(Records contained in a dataset)

----------------

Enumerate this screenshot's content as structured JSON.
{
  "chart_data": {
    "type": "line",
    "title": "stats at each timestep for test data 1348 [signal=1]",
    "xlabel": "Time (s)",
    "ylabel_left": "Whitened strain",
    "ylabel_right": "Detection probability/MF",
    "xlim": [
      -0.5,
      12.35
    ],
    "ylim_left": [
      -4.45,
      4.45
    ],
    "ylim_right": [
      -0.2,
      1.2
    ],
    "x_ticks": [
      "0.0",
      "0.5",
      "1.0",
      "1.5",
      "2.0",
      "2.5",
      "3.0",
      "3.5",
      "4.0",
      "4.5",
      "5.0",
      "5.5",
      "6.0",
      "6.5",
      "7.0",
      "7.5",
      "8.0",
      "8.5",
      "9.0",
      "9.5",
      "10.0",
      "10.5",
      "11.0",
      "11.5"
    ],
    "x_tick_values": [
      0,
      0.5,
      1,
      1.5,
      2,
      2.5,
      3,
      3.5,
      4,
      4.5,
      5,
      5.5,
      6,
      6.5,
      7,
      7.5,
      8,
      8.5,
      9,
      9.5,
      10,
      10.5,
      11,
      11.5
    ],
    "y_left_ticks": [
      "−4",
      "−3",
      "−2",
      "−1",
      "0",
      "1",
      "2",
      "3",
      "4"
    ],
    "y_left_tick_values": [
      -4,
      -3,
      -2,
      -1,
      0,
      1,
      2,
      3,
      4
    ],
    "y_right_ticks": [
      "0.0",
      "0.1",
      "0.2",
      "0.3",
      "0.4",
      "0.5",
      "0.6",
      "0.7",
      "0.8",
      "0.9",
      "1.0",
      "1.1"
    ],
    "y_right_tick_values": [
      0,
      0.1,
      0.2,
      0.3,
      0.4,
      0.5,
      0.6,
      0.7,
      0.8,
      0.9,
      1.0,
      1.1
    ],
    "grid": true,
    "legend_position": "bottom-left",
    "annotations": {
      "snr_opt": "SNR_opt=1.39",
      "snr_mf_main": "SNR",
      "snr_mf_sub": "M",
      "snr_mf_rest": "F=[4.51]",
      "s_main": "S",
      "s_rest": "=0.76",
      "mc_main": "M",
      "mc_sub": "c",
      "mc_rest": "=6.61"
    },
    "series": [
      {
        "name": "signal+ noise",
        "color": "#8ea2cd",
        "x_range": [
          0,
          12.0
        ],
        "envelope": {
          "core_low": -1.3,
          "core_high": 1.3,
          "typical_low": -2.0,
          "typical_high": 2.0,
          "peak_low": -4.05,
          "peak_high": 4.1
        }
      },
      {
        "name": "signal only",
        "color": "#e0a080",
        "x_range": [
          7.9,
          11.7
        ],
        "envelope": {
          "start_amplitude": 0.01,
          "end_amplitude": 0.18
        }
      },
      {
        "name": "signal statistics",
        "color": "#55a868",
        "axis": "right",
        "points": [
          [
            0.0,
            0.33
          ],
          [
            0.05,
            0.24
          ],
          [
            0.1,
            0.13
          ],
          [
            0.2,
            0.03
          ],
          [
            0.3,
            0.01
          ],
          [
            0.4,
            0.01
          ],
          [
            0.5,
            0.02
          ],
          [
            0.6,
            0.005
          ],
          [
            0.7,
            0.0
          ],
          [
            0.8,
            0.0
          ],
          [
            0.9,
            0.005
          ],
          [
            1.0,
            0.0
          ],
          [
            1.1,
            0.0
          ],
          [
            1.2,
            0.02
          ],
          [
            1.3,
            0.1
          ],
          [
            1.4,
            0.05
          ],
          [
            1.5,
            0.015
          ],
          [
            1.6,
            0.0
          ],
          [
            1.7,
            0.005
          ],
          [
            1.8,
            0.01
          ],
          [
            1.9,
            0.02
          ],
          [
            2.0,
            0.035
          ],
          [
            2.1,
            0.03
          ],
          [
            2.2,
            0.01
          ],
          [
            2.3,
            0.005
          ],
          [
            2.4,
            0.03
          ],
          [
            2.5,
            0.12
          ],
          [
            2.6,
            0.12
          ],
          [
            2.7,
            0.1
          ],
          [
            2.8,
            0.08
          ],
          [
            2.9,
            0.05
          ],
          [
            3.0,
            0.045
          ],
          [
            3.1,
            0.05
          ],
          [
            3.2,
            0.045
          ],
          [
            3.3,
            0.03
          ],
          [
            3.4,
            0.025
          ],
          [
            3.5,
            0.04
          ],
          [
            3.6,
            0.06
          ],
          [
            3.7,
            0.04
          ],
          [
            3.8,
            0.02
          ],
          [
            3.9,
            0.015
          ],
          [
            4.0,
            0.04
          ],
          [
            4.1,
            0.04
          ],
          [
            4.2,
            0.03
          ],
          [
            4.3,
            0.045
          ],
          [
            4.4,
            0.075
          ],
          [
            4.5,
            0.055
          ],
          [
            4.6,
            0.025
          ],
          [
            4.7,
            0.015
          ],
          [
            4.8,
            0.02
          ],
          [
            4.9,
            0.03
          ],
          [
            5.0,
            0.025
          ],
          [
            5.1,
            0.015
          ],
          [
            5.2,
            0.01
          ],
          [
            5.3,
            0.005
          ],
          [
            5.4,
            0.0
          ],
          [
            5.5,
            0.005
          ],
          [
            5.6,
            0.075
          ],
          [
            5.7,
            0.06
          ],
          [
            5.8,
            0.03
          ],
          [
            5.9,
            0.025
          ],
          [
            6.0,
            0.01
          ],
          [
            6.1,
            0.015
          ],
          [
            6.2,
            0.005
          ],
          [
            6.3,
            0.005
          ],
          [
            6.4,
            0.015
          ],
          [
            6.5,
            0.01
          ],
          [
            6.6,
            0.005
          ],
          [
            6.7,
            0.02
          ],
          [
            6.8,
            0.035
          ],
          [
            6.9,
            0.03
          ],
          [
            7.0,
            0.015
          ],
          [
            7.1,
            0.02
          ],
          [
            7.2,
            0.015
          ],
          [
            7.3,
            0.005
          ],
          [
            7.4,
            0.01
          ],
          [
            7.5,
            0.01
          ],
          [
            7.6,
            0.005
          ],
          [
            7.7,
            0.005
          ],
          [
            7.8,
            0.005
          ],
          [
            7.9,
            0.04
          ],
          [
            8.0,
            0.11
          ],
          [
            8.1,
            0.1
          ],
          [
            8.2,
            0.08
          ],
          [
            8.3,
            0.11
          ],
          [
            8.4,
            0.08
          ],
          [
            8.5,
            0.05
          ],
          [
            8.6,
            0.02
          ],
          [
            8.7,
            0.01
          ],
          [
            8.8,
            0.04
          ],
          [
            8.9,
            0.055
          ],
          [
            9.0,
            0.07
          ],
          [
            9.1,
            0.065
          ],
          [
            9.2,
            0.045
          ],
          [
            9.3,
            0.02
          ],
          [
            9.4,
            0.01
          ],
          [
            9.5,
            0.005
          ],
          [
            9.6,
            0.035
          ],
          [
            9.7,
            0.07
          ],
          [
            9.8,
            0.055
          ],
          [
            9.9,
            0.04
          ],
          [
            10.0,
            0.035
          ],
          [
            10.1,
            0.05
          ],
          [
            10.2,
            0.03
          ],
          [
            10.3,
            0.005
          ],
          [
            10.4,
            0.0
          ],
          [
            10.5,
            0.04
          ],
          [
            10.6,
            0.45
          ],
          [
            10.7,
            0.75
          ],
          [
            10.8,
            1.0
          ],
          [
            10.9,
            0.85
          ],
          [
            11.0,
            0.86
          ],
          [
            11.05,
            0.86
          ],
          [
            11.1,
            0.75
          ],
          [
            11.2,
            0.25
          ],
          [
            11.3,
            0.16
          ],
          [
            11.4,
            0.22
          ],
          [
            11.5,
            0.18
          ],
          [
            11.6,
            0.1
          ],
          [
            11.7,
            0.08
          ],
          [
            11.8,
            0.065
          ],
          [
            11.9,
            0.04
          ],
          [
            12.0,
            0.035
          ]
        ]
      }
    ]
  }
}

----------------

Repeat the entries exactly, all of them.

Enumerate this screenshot's content as structured JSON.
{
  "chart_data": {
    "type": "line",
    "title": "stats at each timestep for test data 1348 [signal=1]",
    "xlabel": "Time (s)",
    "ylabel_left": "Whitened strain",
    "ylabel_right": "Detection probability/MF",
    "xlim": [
      -0.5,
      12.35
    ],
    "ylim_left": [
      -4.45,
      4.45
    ],
    "ylim_right": [
      -0.2,
      1.2
    ],
    "x_ticks": [
      "0.0",
      "0.5",
      "1.0",
      "1.5",
      "2.0",
      "2.5",
      "3.0",
      "3.5",
      "4.0",
      "4.5",
      "5.0",
      "5.5",
      "6.0",
      "6.5",
      "7.0",
      "7.5",
      "8.0",
      "8.5",
      "9.0",
      "9.5",
      "10.0",
      "10.5",
      "11.0",
      "11.5"
    ],
    "x_tick_values": [
      0,
      0.5,
      1,
      1.5,
      2,
      2.5,
      3,
      3.5,
      4,
      4.5,
      5,
      5.5,
      6,
      6.5,
      7,
      7.5,
      8,
      8.5,
      9,
      9.5,
      10,
      10.5,
      11,
      11.5
    ],
    "y_left_ticks": [
      "−4",
      "−3",
      "−2",
      "−1",
      "0",
      "1",
      "2",
      "3",
      "4"
    ],
    "y_left_tick_values": [
      -4,
      -3,
      -2,
      -1,
      0,
      1,
      2,
      3,
      4
    ],
    "y_right_ticks": [
      "0.0",
      "0.1",
      "0.2",
      "0.3",
      "0.4",
      "0.5",
      "0.6",
      "0.7",
      "0.8",
      "0.9",
      "1.0",
      "1.1"
    ],
    "y_right_tick_values": [
      0,
      0.1,
      0.2,
      0.3,
      0.4,
      0.5,
      0.6,
      0.7,
      0.8,
      0.9,
      1.0,
      1.1
    ],
    "grid": true,
    "legend_position": "bottom-left",
    "annotations": {
      "snr_opt": "SNR_opt=1.39",
      "snr_mf_main": "SNR",
      "snr_mf_sub": "M",
      "snr_mf_rest": "F=[4.51]",
      "s_main": "S",
      "s_rest": "=0.76",
      "mc_main": "M",
      "mc_sub": "c",
      "mc_rest": "=6.61"
    },
    "series": [
      {
        "name": "signal+ noise",
        "color": "#8ea2cd",
        "x_range": [
          0,
          12.0
        ],
        "envelope": {
          "core_low": -1.3,
          "core_high": 1.3,
          "typical_low": -2.0,
          "typical_high": 2.0,
          "peak_low": -4.05,
          "peak_high": 4.1
        }
      },
      {
        "name": "signal only",
        "color": "#e0a080",
        "x_range": [
          7.9,
          11.7
        ],
        "envelope": {
          "start_amplitude": 0.01,
          "end_amplitude": 0.18
        }
      },
      {
        "name": "signal statistics",
        "color": "#55a868",
        "axis": "right",
        "points": [
          [
            0.0,
            0.33
          ],
          [
            0.05,
            0.24
          ],
          [
            0.1,
            0.13
          ],
          [
            0.2,
            0.03
          ],
          [
            0.3,
            0.01
          ],
          [
            0.4,
            0.01
          ],
          [
            0.5,
            0.02
          ],
          [
            0.6,
            0.005
          ],
          [
            0.7,
            0.0
          ],
          [
            0.8,
            0.0
          ],
          [
            0.9,
            0.005
          ],
          [
            1.0,
            0.0
          ],
          [
            1.1,
            0.0
          ],
          [
            1.2,
            0.02
          ],
          [
            1.3,
            0.1
          ],
          [
            1.4,
            0.05
          ],
          [
            1.5,
            0.015
          ],
          [
            1.6,
            0.0
          ],
          [
            1.7,
            0.005
          ],
          [
            1.8,
            0.01
          ],
          [
            1.9,
            0.02
          ],
          [
            2.0,
            0.035
          ],
          [
            2.1,
            0.03
          ],
          [
            2.2,
            0.01
          ],
          [
            2.3,
            0.005
          ],
          [
            2.4,
            0.03
          ],
          [
            2.5,
            0.12
          ],
          [
            2.6,
            0.12
          ],
          [
            2.7,
            0.1
          ],
          [
            2.8,
            0.08
          ],
          [
            2.9,
            0.05
          ],
          [
            3.0,
            0.045
          ],
          [
            3.1,
            0.05
          ],
          [
            3.2,
            0.045
          ],
          [
            3.3,
            0.03
          ],
          [
            3.4,
            0.025
          ],
          [
            3.5,
            0.04
          ],
          [
            3.6,
            0.06
          ],
          [
            3.7,
            0.04
          ],
          [
            3.8,
            0.02
          ],
          [
            3.9,
            0.015
          ],
          [
            4.0,
            0.04
          ],
          [
            4.1,
            0.04
          ],
          [
            4.2,
            0.03
          ],
          [
            4.3,
            0.045
          ],
          [
            4.4,
            0.075
          ],
          [
            4.5,
            0.055
          ],
          [
            4.6,
            0.025
          ],
          [
            4.7,
            0.015
          ],
          [
            4.8,
            0.02
          ],
          [
            4.9,
            0.03
          ],
          [
            5.0,
            0.025
          ],
          [
            5.1,
            0.015
          ],
          [
            5.2,
            0.01
          ],
          [
            5.3,
            0.005
          ],
          [
            5.4,
            0.0
          ],
          [
            5.5,
            0.005
          ],
          [
            5.6,
            0.075
          ],
          [
            5.7,
            0.06
          ],
          [
            5.8,
            0.03
          ],
          [
            5.9,
            0.025
          ],
          [
            6.0,
            0.01
          ],
          [
            6.1,
            0.015
          ],
          [
            6.2,
            0.005
          ],
          [
            6.3,
            0.005
          ],
          [
            6.4,
            0.015
          ],
          [
            6.5,
            0.01
          ],
          [
            6.6,
            0.005
          ],
          [
            6.7,
            0.02
          ],
          [
            6.8,
            0.035
          ],
          [
            6.9,
            0.03
          ],
          [
            7.0,
            0.015
          ],
          [
            7.1,
            0.02
          ],
          [
            7.2,
            0.015
          ],
          [
            7.3,
            0.005
          ],
          [
            7.4,
            0.01
          ],
          [
            7.5,
            0.01
          ],
          [
            7.6,
            0.005
          ],
          [
            7.7,
            0.005
          ],
          [
            7.8,
            0.005
          ],
          [
            7.9,
            0.04
          ],
          [
            8.0,
            0.11
          ],
          [
            8.1,
            0.1
          ],
          [
            8.2,
            0.08
          ],
          [
            8.3,
            0.11
          ],
          [
            8.4,
            0.08
          ],
          [
            8.5,
            0.05
          ],
          [
            8.6,
            0.02
          ],
          [
            8.7,
            0.01
          ],
          [
            8.8,
            0.04
          ],
          [
            8.9,
            0.055
          ],
          [
            9.0,
            0.07
          ],
          [
            9.1,
            0.065
          ],
          [
            9.2,
            0.045
          ],
          [
            9.3,
            0.02
          ],
          [
            9.4,
            0.01
          ],
          [
            9.5,
            0.005
          ],
          [
            9.6,
            0.035
          ],
          [
            9.7,
            0.07
          ],
          [
            9.8,
            0.055
          ],
          [
            9.9,
            0.04
          ],
          [
            10.0,
            0.035
          ],
          [
            10.1,
            0.05
          ],
          [
            10.2,
            0.03
          ],
          [
            10.3,
            0.005
          ],
          [
            10.4,
            0.0
          ],
          [
            10.5,
            0.04
          ],
          [
            10.6,
            0.45
          ],
          [
            10.7,
            0.75
          ],
          [
            10.8,
            1.0
          ],
          [
            10.9,
            0.85
          ],
          [
            11.0,
            0.86
          ],
          [
            11.05,
            0.86
          ],
          [
            11.1,
            0.75
          ],
          [
            11.2,
            0.25
          ],
          [
            11.3,
            0.16
          ],
          [
            11.4,
            0.22
          ],
          [
            11.5,
            0.18
          ],
          [
            11.6,
            0.1
          ],
          [
            11.7,
            0.08
          ],
          [
            11.8,
            0.065
          ],
          [
            11.9,
            0.04
          ],
          [
            12.0,
            0.035
          ]
        ]
      }
    ]
  }
}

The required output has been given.